# [EXTRAIT FOURNI]
Alors que
les Etats généraux de la démocratie territoriale s’ouvriront les 4 et 5 octobre
avec le rendu au Sénat du grand questionnaire envoyé aux élus locaux par la
haute Assemblée.
Dans toute
démocratie, une réforme des collectivités locales ne peut se concevoir qu’à
tous ses échelons. Quitte à en supprimer certains. Elle doit également
s’effectuer du bas vers le haut afin d’emporter l’adhésion du plus grand
nombre.
Voici 10 propositions
de réforme de la démocratie française.
1 non-cumul des mandats, dans
l’espace et le temps
Un
mandat électif, quel qu'il soit, représente une masse de travail considérable
pour un élu. S'il cumule, il devra multiplier les collaborateurs. Ceux-ci sont
souvent très bons mais, hélas, leur inflation éloigne l'élu de ses mandants.
Il
est de bon ton, pour de très nombreux députés cumulards, de dégainer l'argument
suivant : «Je suis un député ancré dans le terrain puisque j'ai un ou plusieurs
mandats locaux. Dans le cas contraire, je serai tout le temps à Paris.» Mais
heureusement qu'un député (ou un sénateur) est souvent à Paris ! Un
parlementaire est avant tout un législateur. Il est là pour élaborer et
proposer des lois, non pour faire la super assistante sociale pour le compte
d'un territoire.

# [OBJECTIF 1]
Reproduisez à l'identique et en entier l'extrait sur la réforme de la démocratie locale.

# [ENTRÉES RÉPERTORIÉES]
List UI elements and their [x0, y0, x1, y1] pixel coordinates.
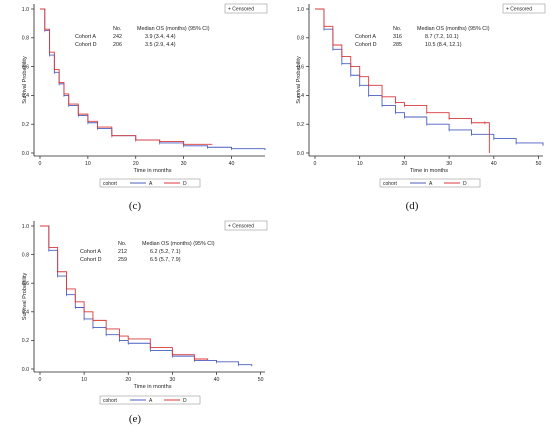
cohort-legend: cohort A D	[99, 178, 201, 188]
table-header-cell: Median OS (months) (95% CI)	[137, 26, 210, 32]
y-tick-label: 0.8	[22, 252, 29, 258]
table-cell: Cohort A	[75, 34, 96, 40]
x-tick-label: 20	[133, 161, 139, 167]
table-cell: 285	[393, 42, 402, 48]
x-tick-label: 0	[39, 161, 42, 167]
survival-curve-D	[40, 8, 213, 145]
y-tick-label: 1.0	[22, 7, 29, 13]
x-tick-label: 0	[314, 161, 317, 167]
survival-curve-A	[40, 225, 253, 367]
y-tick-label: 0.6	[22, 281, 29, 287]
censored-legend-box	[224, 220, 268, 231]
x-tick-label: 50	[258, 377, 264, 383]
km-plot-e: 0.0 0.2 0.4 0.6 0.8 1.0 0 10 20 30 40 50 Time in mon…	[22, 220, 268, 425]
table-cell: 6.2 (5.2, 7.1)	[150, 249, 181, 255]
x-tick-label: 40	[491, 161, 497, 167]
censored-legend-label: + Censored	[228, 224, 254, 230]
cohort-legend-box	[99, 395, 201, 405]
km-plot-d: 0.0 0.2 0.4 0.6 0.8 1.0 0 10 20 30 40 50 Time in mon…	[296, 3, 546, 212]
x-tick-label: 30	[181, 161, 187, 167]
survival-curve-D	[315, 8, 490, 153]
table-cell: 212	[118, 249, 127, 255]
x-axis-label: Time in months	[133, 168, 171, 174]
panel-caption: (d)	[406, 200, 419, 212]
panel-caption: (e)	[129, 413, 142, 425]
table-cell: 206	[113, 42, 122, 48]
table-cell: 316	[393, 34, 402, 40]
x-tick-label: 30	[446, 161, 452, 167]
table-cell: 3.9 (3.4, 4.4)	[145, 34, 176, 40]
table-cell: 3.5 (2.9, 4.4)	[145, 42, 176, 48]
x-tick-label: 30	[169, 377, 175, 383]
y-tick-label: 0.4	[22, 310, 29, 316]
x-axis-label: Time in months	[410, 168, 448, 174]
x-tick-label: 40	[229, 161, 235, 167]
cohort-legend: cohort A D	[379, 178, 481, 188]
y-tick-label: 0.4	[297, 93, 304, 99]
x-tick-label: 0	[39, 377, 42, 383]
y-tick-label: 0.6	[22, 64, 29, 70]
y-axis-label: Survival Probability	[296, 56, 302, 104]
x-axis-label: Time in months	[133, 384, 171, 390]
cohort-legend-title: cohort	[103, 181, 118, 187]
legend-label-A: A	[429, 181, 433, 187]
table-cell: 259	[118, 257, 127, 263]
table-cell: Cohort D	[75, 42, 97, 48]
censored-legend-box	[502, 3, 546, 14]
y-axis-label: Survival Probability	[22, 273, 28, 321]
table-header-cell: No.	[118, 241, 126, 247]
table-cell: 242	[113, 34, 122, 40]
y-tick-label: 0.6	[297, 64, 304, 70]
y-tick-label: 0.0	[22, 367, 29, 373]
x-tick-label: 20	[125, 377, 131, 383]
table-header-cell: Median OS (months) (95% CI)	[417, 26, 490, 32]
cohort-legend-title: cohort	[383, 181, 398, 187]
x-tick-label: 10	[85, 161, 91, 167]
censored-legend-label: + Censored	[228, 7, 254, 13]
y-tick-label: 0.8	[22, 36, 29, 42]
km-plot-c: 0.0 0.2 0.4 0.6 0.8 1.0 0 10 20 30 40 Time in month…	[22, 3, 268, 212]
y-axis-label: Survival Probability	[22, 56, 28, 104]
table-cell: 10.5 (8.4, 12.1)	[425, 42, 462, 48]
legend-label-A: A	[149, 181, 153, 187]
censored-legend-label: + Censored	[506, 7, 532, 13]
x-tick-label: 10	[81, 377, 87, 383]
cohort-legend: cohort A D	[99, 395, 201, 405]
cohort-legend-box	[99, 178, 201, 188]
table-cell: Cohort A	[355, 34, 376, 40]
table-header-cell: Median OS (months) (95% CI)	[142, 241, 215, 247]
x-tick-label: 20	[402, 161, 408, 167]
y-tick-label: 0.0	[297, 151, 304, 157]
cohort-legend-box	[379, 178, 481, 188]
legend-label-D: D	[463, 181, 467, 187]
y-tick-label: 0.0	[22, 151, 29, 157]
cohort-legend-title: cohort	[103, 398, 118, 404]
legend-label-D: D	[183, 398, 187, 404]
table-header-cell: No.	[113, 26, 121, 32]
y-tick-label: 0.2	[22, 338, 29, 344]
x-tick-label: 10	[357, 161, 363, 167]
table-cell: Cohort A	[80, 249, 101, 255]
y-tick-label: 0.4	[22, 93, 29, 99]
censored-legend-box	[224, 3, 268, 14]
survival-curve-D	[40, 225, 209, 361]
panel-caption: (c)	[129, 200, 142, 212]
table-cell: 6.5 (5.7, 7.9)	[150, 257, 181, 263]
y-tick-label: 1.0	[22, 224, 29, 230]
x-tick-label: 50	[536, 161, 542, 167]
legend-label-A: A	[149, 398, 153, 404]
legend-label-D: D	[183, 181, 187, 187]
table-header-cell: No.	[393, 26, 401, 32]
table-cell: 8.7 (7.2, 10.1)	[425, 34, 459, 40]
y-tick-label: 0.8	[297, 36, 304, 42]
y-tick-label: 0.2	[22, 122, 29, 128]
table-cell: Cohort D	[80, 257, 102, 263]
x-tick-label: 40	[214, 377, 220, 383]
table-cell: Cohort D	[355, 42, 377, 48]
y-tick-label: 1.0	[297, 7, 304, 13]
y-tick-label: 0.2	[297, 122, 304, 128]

--

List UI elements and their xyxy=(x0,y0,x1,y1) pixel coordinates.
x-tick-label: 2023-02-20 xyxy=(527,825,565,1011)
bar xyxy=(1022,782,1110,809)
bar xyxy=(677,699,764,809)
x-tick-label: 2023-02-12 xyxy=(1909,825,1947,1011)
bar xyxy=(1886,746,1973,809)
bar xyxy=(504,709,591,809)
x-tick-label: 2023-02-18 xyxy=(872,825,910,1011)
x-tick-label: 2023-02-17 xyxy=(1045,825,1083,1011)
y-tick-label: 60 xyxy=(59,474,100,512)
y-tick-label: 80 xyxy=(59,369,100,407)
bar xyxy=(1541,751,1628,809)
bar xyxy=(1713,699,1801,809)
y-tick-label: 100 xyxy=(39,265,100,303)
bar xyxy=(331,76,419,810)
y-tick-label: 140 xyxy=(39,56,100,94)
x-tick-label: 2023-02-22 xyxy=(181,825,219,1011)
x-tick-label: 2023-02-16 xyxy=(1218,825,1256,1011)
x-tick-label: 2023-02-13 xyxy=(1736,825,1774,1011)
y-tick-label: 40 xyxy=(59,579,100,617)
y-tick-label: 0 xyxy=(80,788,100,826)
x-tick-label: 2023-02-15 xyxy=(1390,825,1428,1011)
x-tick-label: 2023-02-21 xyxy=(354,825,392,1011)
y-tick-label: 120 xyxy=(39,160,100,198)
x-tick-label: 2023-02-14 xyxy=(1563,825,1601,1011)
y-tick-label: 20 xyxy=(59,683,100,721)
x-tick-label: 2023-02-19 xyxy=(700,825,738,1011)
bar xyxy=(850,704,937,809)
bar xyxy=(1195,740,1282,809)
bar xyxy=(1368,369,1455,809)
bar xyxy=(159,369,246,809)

* * *

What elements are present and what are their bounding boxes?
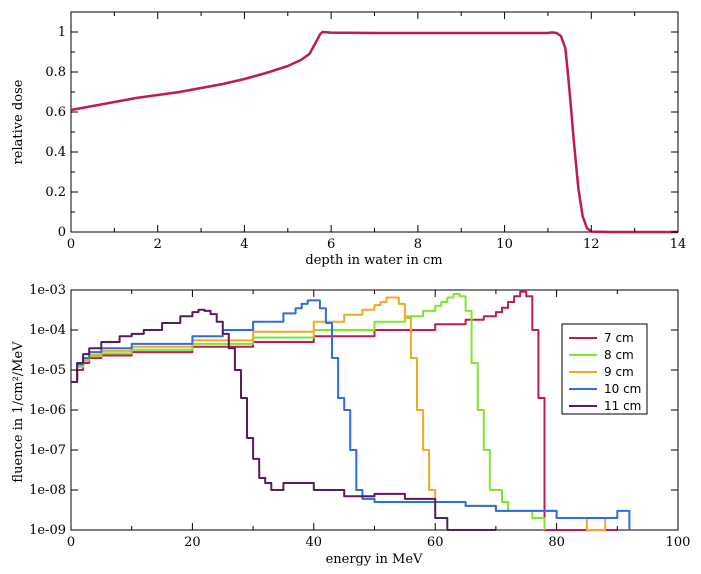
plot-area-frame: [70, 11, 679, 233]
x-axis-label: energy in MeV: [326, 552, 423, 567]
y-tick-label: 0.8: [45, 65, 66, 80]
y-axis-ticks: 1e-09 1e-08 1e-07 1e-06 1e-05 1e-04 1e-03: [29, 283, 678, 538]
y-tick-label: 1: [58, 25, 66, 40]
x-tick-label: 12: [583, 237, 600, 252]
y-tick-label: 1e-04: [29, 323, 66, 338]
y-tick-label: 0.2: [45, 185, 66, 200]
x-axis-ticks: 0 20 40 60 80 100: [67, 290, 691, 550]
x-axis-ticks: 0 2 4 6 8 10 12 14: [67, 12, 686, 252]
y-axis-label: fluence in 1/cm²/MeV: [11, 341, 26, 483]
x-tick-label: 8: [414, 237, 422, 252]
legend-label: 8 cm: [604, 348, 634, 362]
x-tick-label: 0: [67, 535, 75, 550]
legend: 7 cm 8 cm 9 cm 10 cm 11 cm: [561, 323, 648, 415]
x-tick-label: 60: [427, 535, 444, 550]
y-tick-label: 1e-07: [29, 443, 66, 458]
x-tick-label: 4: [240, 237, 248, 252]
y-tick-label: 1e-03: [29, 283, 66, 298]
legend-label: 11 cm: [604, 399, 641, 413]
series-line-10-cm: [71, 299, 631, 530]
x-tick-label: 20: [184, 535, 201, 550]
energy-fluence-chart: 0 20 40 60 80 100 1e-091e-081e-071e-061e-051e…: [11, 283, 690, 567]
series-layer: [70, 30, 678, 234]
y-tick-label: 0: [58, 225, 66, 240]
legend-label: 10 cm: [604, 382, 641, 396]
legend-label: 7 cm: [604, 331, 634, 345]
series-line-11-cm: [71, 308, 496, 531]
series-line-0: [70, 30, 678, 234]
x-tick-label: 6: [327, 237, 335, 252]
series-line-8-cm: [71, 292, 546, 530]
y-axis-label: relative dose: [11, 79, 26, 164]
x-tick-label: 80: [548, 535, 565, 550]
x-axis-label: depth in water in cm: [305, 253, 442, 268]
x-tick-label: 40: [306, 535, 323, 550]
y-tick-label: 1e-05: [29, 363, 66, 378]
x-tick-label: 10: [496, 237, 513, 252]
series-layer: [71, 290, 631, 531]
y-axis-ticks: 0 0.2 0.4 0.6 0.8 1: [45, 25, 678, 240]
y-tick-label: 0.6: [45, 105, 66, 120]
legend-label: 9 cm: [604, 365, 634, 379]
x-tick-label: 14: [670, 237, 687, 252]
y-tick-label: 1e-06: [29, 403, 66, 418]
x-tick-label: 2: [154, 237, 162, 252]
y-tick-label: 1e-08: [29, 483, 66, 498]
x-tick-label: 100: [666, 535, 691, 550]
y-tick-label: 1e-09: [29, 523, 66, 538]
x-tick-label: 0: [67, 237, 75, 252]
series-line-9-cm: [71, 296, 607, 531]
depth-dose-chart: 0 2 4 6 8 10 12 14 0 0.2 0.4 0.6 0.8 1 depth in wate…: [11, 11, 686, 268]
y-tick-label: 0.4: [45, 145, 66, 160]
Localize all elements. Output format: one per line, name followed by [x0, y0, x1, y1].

# [OBJECTIF 2]
Dupliquez sans aucune modification les lignes de la liste allant de la ligne contenant « List UI elements and their xyxy=(x0,y0,x1,y1) » à celle contenant « bar xyxy=(159,369,246,809) », bornes comprises, et uniquement celles-ci.

# [RÉPONSE 1]
Alors que
les Etats généraux de la démocratie territoriale s’ouvriront les 4 et 5 octobre
avec le rendu au Sénat du grand questionnaire envoyé aux élus locaux par la
haute Assemblée.
Dans toute
démocratie, une réforme des collectivités locales ne peut se concevoir qu’à
tous ses échelons. Quitte à en supprimer certains. Elle doit également
s’effectuer du bas vers le haut afin d’emporter l’adhésion du plus grand
nombre.
Voici 10 propositions
de réforme de la démocratie française.
1 non-cumul des mandats, dans
l’espace et le temps
Un
mandat électif, quel qu'il soit, représente une masse de travail considérable
pour un élu. S'il cumule, il devra multiplier les collaborateurs. Ceux-ci sont
souvent très bons mais, hélas, leur inflation éloigne l'élu de ses mandants.
Il
est de bon ton, pour de très nombreux députés cumulards, de dégainer l'argument
suivant : «Je suis un député ancré dans le terrain puisque j'ai un ou plusieurs
mandats locaux. Dans le cas contraire, je serai tout le temps à Paris.» Mais
heureusement qu'un député (ou un sénateur) est souvent à Paris ! Un
parlementaire est avant tout un législateur. Il est là pour élaborer et
proposer des lois, non pour faire la super assistante sociale pour le compte
d'un territoire.

# [RÉPONSE 2]
List UI elements and their xyxy=(x0,y0,x1,y1) pixel coordinates.
x-tick-label: 2023-02-20 xyxy=(527,825,565,1011)
bar xyxy=(1022,782,1110,809)
bar xyxy=(677,699,764,809)
x-tick-label: 2023-02-12 xyxy=(1909,825,1947,1011)
bar xyxy=(1886,746,1973,809)
bar xyxy=(504,709,591,809)
x-tick-label: 2023-02-18 xyxy=(872,825,910,1011)
x-tick-label: 2023-02-17 xyxy=(1045,825,1083,1011)
y-tick-label: 60 xyxy=(59,474,100,512)
y-tick-label: 80 xyxy=(59,369,100,407)
bar xyxy=(1541,751,1628,809)
bar xyxy=(1713,699,1801,809)
y-tick-label: 100 xyxy=(39,265,100,303)
bar xyxy=(331,76,419,810)
y-tick-label: 140 xyxy=(39,56,100,94)
x-tick-label: 2023-02-22 xyxy=(181,825,219,1011)
x-tick-label: 2023-02-16 xyxy=(1218,825,1256,1011)
x-tick-label: 2023-02-13 xyxy=(1736,825,1774,1011)
y-tick-label: 40 xyxy=(59,579,100,617)
y-tick-label: 0 xyxy=(80,788,100,826)
x-tick-label: 2023-02-15 xyxy=(1390,825,1428,1011)
x-tick-label: 2023-02-21 xyxy=(354,825,392,1011)
y-tick-label: 120 xyxy=(39,160,100,198)
x-tick-label: 2023-02-14 xyxy=(1563,825,1601,1011)
y-tick-label: 20 xyxy=(59,683,100,721)
x-tick-label: 2023-02-19 xyxy=(700,825,738,1011)
bar xyxy=(850,704,937,809)
bar xyxy=(1195,740,1282,809)
bar xyxy=(1368,369,1455,809)
bar xyxy=(159,369,246,809)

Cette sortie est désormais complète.